**Aim of the exercise**: Each line of the material below should be reproduced exactly.

**Records shown**:
----

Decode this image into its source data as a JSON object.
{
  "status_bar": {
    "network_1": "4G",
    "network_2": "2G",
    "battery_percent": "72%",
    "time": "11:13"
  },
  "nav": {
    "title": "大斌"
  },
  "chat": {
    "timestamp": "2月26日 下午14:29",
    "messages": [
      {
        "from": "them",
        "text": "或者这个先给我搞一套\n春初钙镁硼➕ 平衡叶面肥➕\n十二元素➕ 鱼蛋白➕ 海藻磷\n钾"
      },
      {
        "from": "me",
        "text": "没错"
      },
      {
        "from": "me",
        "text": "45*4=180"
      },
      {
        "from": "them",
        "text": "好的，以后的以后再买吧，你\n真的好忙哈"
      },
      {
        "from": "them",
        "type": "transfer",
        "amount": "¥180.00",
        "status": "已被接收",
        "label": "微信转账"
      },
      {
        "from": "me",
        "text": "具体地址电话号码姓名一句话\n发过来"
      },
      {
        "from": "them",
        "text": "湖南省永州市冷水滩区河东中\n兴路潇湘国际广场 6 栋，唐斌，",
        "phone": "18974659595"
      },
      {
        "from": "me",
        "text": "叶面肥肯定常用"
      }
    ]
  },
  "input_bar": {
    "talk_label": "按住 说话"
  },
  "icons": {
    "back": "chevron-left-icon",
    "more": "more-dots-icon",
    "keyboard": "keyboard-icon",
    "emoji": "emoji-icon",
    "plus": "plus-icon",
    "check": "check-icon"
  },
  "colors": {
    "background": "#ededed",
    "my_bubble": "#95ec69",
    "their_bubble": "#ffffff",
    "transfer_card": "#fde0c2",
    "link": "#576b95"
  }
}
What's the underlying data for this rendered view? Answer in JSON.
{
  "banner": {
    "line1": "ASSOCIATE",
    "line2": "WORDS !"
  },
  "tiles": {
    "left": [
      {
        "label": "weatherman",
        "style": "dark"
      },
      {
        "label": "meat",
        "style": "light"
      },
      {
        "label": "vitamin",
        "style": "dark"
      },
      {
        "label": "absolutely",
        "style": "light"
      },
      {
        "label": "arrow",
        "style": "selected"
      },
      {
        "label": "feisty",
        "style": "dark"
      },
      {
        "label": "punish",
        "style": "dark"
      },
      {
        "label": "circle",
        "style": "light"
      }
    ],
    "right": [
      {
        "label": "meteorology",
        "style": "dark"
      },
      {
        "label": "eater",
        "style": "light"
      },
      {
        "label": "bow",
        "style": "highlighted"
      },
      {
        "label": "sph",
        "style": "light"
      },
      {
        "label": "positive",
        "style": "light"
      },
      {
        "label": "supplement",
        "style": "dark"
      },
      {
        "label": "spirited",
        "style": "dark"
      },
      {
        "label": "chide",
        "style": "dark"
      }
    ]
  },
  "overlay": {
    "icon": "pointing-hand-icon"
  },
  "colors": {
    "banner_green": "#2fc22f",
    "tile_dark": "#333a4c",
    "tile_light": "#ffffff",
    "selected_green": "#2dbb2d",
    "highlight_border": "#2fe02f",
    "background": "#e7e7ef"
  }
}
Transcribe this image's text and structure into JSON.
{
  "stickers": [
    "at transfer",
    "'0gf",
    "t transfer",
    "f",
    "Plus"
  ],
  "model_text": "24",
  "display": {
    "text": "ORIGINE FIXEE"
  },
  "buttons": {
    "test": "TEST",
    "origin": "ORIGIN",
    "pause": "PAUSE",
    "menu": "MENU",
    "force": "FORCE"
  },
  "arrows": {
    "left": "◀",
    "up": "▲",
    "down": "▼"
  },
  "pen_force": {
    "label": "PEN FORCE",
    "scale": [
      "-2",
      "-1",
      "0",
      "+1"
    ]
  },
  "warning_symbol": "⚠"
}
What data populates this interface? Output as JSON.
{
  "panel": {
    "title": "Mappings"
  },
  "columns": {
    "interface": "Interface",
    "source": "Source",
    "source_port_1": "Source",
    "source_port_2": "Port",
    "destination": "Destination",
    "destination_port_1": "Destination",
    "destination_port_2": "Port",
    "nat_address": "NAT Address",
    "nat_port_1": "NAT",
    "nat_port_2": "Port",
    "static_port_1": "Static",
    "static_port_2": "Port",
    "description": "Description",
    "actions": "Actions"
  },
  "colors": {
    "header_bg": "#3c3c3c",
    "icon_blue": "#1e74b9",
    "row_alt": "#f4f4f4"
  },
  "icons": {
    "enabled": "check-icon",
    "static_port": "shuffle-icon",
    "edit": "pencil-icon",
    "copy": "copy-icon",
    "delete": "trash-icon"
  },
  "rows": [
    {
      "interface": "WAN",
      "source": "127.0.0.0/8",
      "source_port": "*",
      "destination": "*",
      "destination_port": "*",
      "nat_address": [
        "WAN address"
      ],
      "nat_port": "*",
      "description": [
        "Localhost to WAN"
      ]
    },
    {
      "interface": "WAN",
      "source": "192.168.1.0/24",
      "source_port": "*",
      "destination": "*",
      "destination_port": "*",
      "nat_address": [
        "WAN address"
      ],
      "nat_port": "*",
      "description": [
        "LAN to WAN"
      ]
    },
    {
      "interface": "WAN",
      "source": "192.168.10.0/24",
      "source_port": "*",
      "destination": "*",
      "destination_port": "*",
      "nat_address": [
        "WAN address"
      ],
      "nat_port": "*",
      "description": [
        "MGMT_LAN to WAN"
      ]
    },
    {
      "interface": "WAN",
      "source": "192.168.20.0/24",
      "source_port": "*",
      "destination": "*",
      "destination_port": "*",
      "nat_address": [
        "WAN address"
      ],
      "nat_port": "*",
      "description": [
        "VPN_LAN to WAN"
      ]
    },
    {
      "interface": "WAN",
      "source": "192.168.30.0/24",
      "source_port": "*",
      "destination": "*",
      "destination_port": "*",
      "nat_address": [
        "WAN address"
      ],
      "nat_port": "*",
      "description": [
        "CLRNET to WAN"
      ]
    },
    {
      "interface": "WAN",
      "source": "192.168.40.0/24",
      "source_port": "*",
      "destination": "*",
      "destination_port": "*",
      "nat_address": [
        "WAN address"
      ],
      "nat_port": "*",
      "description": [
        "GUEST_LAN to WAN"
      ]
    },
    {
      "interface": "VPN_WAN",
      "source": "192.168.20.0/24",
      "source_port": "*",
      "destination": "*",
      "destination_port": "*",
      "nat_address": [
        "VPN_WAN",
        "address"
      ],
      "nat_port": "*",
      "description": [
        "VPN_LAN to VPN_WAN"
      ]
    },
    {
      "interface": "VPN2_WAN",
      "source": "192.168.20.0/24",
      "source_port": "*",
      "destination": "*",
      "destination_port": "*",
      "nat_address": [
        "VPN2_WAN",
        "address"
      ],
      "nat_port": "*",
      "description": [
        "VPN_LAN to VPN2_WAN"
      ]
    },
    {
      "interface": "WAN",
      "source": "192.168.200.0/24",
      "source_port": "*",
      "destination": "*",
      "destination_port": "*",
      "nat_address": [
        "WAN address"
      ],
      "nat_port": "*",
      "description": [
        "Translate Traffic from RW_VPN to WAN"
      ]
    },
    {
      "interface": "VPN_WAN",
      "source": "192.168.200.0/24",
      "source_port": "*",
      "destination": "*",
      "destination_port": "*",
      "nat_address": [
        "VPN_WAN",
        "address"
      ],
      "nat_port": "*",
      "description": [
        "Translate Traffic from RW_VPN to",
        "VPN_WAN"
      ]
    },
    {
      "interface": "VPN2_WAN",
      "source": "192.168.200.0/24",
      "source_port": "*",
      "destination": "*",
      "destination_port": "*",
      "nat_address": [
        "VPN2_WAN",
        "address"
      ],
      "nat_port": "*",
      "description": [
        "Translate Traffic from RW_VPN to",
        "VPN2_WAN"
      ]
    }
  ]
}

----

**Written answer**:
Decode this image into its source data as a JSON object.
{
  "status_bar": {
    "network_1": "4G",
    "network_2": "2G",
    "battery_percent": "72%",
    "time": "11:13"
  },
  "nav": {
    "title": "大斌"
  },
  "chat": {
    "timestamp": "2月26日 下午14:29",
    "messages": [
      {
        "from": "them",
        "text": "或者这个先给我搞一套\n春初钙镁硼➕ 平衡叶面肥➕\n十二元素➕ 鱼蛋白➕ 海藻磷\n钾"
      },
      {
        "from": "me",
        "text": "没错"
      },
      {
        "from": "me",
        "text": "45*4=180"
      },
      {
        "from": "them",
        "text": "好的，以后的以后再买吧，你\n真的好忙哈"
      },
      {
        "from": "them",
        "type": "transfer",
        "amount": "¥180.00",
        "status": "已被接收",
        "label": "微信转账"
      },
      {
        "from": "me",
        "text": "具体地址电话号码姓名一句话\n发过来"
      },
      {
        "from": "them",
        "text": "湖南省永州市冷水滩区河东中\n兴路潇湘国际广场 6 栋，唐斌，",
        "phone": "18974659595"
      },
      {
        "from": "me",
        "text": "叶面肥肯定常用"
      }
    ]
  },
  "input_bar": {
    "talk_label": "按住 说话"
  },
  "icons": {
    "back": "chevron-left-icon",
    "more": "more-dots-icon",
    "keyboard": "keyboard-icon",
    "emoji": "emoji-icon",
    "plus": "plus-icon",
    "check": "check-icon"
  },
  "colors": {
    "background": "#ededed",
    "my_bubble": "#95ec69",
    "their_bubble": "#ffffff",
    "transfer_card": "#fde0c2",
    "link": "#576b95"
  }
}
What's the underlying data for this rendered view? Answer in JSON.
{
  "banner": {
    "line1": "ASSOCIATE",
    "line2": "WORDS !"
  },
  "tiles": {
    "left": [
      {
        "label": "weatherman",
        "style": "dark"
      },
      {
        "label": "meat",
        "style": "light"
      },
      {
        "label": "vitamin",
        "style": "dark"
      },
      {
        "label": "absolutely",
        "style": "light"
      },
      {
        "label": "arrow",
        "style": "selected"
      },
      {
        "label": "feisty",
        "style": "dark"
      },
      {
        "label": "punish",
        "style": "dark"
      },
      {
        "label": "circle",
        "style": "light"
      }
    ],
    "right": [
      {
        "label": "meteorology",
        "style": "dark"
      },
      {
        "label": "eater",
        "style": "light"
      },
      {
        "label": "bow",
        "style": "highlighted"
      },
      {
        "label": "sph",
        "style": "light"
      },
      {
        "label": "positive",
        "style": "light"
      },
      {
        "label": "supplement",
        "style": "dark"
      },
      {
        "label": "spirited",
        "style": "dark"
      },
      {
        "label": "chide",
        "style": "dark"
      }
    ]
  },
  "overlay": {
    "icon": "pointing-hand-icon"
  },
  "colors": {
    "banner_green": "#2fc22f",
    "tile_dark": "#333a4c",
    "tile_light": "#ffffff",
    "selected_green": "#2dbb2d",
    "highlight_border": "#2fe02f",
    "background": "#e7e7ef"
  }
}
Transcribe this image's text and structure into JSON.
{
  "stickers": [
    "at transfer",
    "'0gf",
    "t transfer",
    "f",
    "Plus"
  ],
  "model_text": "24",
  "display": {
    "text": "ORIGINE FIXEE"
  },
  "buttons": {
    "test": "TEST",
    "origin": "ORIGIN",
    "pause": "PAUSE",
    "menu": "MENU",
    "force": "FORCE"
  },
  "arrows": {
    "left": "◀",
    "up": "▲",
    "down": "▼"
  },
  "pen_force": {
    "label": "PEN FORCE",
    "scale": [
      "-2",
      "-1",
      "0",
      "+1"
    ]
  },
  "warning_symbol": "⚠"
}
What data populates this interface? Output as JSON.
{
  "panel": {
    "title": "Mappings"
  },
  "columns": {
    "interface": "Interface",
    "source": "Source",
    "source_port_1": "Source",
    "source_port_2": "Port",
    "destination": "Destination",
    "destination_port_1": "Destination",
    "destination_port_2": "Port",
    "nat_address": "NAT Address",
    "nat_port_1": "NAT",
    "nat_port_2": "Port",
    "static_port_1": "Static",
    "static_port_2": "Port",
    "description": "Description",
    "actions": "Actions"
  },
  "colors": {
    "header_bg": "#3c3c3c",
    "icon_blue": "#1e74b9",
    "row_alt": "#f4f4f4"
  },
  "icons": {
    "enabled": "check-icon",
    "static_port": "shuffle-icon",
    "edit": "pencil-icon",
    "copy": "copy-icon",
    "delete": "trash-icon"
  },
  "rows": [
    {
      "interface": "WAN",
      "source": "127.0.0.0/8",
      "source_port": "*",
      "destination": "*",
      "destination_port": "*",
      "nat_address": [
        "WAN address"
      ],
      "nat_port": "*",
      "description": [
        "Localhost to WAN"
      ]
    },
    {
      "interface": "WAN",
      "source": "192.168.1.0/24",
      "source_port": "*",
      "destination": "*",
      "destination_port": "*",
      "nat_address": [
        "WAN address"
      ],
      "nat_port": "*",
      "description": [
        "LAN to WAN"
      ]
    },
    {
      "interface": "WAN",
      "source": "192.168.10.0/24",
      "source_port": "*",
      "destination": "*",
      "destination_port": "*",
      "nat_address": [
        "WAN address"
      ],
      "nat_port": "*",
      "description": [
        "MGMT_LAN to WAN"
      ]
    },
    {
      "interface": "WAN",
      "source": "192.168.20.0/24",
      "source_port": "*",
      "destination": "*",
      "destination_port": "*",
      "nat_address": [
        "WAN address"
      ],
      "nat_port": "*",
      "description": [
        "VPN_LAN to WAN"
      ]
    },
    {
      "interface": "WAN",
      "source": "192.168.30.0/24",
      "source_port": "*",
      "destination": "*",
      "destination_port": "*",
      "nat_address": [
        "WAN address"
      ],
      "nat_port": "*",
      "description": [
        "CLRNET to WAN"
      ]
    },
    {
      "interface": "WAN",
      "source": "192.168.40.0/24",
      "source_port": "*",
      "destination": "*",
      "destination_port": "*",
      "nat_address": [
        "WAN address"
      ],
      "nat_port": "*",
      "description": [
        "GUEST_LAN to WAN"
      ]
    },
    {
      "interface": "VPN_WAN",
      "source": "192.168.20.0/24",
      "source_port": "*",
      "destination": "*",
      "destination_port": "*",
      "nat_address": [
        "VPN_WAN",
        "address"
      ],
      "nat_port": "*",
      "description": [
        "VPN_LAN to VPN_WAN"
      ]
    },
    {
      "interface": "VPN2_WAN",
      "source": "192.168.20.0/24",
      "source_port": "*",
      "destination": "*",
      "destination_port": "*",
      "nat_address": [
        "VPN2_WAN",
        "address"
      ],
      "nat_port": "*",
      "description": [
        "VPN_LAN to VPN2_WAN"
      ]
    },
    {
      "interface": "WAN",
      "source": "192.168.200.0/24",
      "source_port": "*",
      "destination": "*",
      "destination_port": "*",
      "nat_address": [
        "WAN address"
      ],
      "nat_port": "*",
      "description": [
        "Translate Traffic from RW_VPN to WAN"
      ]
    },
    {
      "interface": "VPN_WAN",
      "source": "192.168.200.0/24",
      "source_port": "*",
      "destination": "*",
      "destination_port": "*",
      "nat_address": [
        "VPN_WAN",
        "address"
      ],
      "nat_port": "*",
      "description": [
        "Translate Traffic from RW_VPN to",
        "VPN_WAN"
      ]
    },
    {
      "interface": "VPN2_WAN",
      "source": "192.168.200.0/24",
      "source_port": "*",
      "destination": "*",
      "destination_port": "*",
      "nat_address": [
        "VPN2_WAN",
        "address"
      ],
      "nat_port": "*",
      "description": [
        "Translate Traffic from RW_VPN to",
        "VPN2_WAN"
      ]
    }
  ]
}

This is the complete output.